Where a line holds "that", copy it.

※

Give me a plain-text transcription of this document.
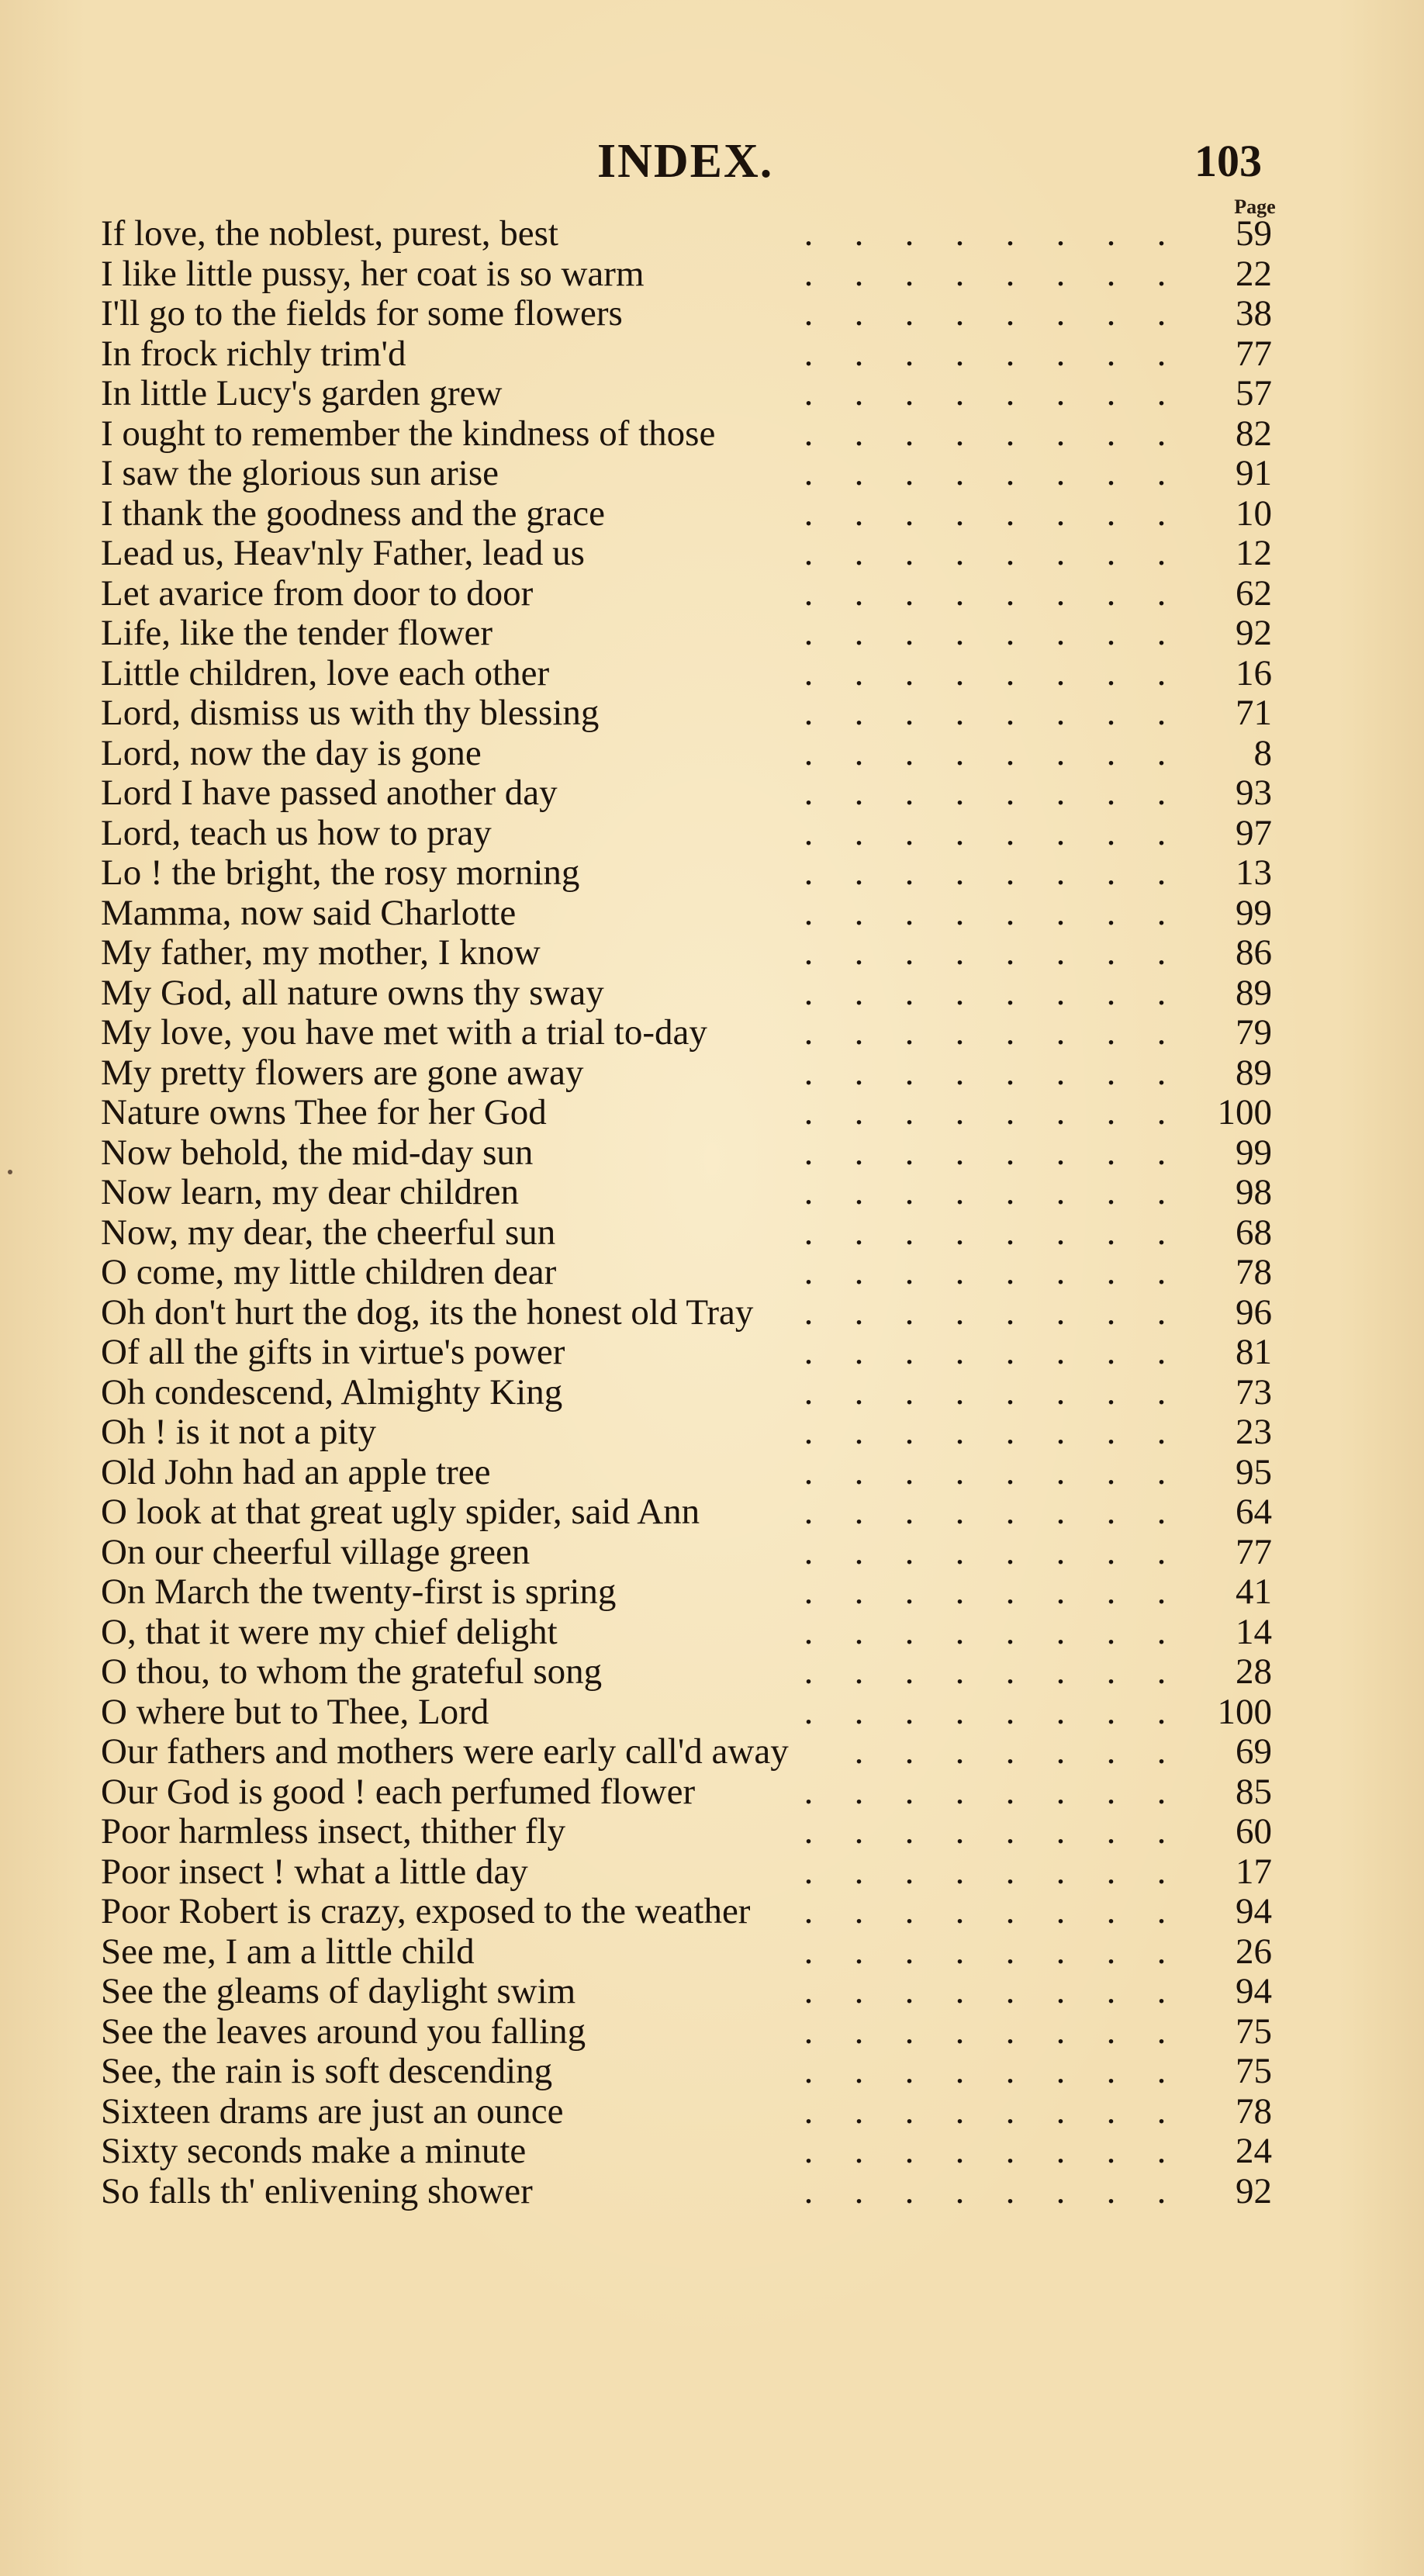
INDEX.	103
Page
. . . . . . . .
If love, the noblest, purest, best	59
. . . . . . . .
I like little pussy, her coat is so warm	22
. . . . . . . .
I'll go to the fields for some flowers	38
. . . . . . . .
In frock richly trim'd	77
. . . . . . . .
In little Lucy's garden grew	57
. . . . . . . .
I ought to remember the kindness of those	82
. . . . . . . .
I saw the glorious sun arise	91
. . . . . . . .
I thank the goodness and the grace	10
. . . . . . . .
Lead us, Heav'nly Father, lead us	12
. . . . . . . .
Let avarice from door to door	62
. . . . . . . .
Life, like the tender flower	92
. . . . . . . .
Little children, love each other	16
. . . . . . . .
Lord, dismiss us with thy blessing	71
. . . . . . . .
Lord, now the day is gone	8
. . . . . . . .
Lord I have passed another day	93
. . . . . . . .
Lord, teach us how to pray	97
. . . . . . . .
Lo ! the bright, the rosy morning	13
. . . . . . . .
Mamma, now said Charlotte	99
. . . . . . . .
My father, my mother, I know	86
. . . . . . . .
My God, all nature owns thy sway	89
. . . . . . . .
My love, you have met with a trial to-day	79
. . . . . . . .
My pretty flowers are gone away	89
. . . . . . . .
Nature owns Thee for her God	100
. . . . . . . .
Now behold, the mid-day sun	99
. . . . . . . .
Now learn, my dear children	98
. . . . . . . .
Now, my dear, the cheerful sun	68
. . . . . . . .
O come, my little children dear	78
. . . . . . . .
Oh don't hurt the dog, its the honest old Tray	96
. . . . . . . .
Of all the gifts in virtue's power	81
. . . . . . . .
Oh condescend, Almighty King	73
. . . . . . . .
Oh ! is it not a pity	23
. . . . . . . .
Old John had an apple tree	95
. . . . . . . .
O look at that great ugly spider, said Ann	64
. . . . . . . .
On our cheerful village green	77
. . . . . . . .
On March the twenty-first is spring	41
. . . . . . . .
O, that it were my chief delight	14
. . . . . . . .
O thou, to whom the grateful song	28
. . . . . . . .
O where but to Thee, Lord	100
. . . . . . .
Our fathers and mothers were early call'd away	69
. . . . . . . .
Our God is good ! each perfumed flower	85
. . . . . . . .
Poor harmless insect, thither fly	60
. . . . . . . .
Poor insect ! what a little day	17
. . . . . . . .
Poor Robert is crazy, exposed to the weather	94
. . . . . . . .
See me, I am a little child	26
. . . . . . . .
See the gleams of daylight swim	94
. . . . . . . .
See the leaves around you falling	75
. . . . . . . .
See, the rain is soft descending	75
. . . . . . . .
Sixteen drams are just an ounce	78
. . . . . . . .
Sixty seconds make a minute	24
. . . . . . . .
So falls th' enlivening shower	92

※

=== FINAL RESULT ===
O look at that great ugly spider, said Ann	64
O, that it were my chief delight	14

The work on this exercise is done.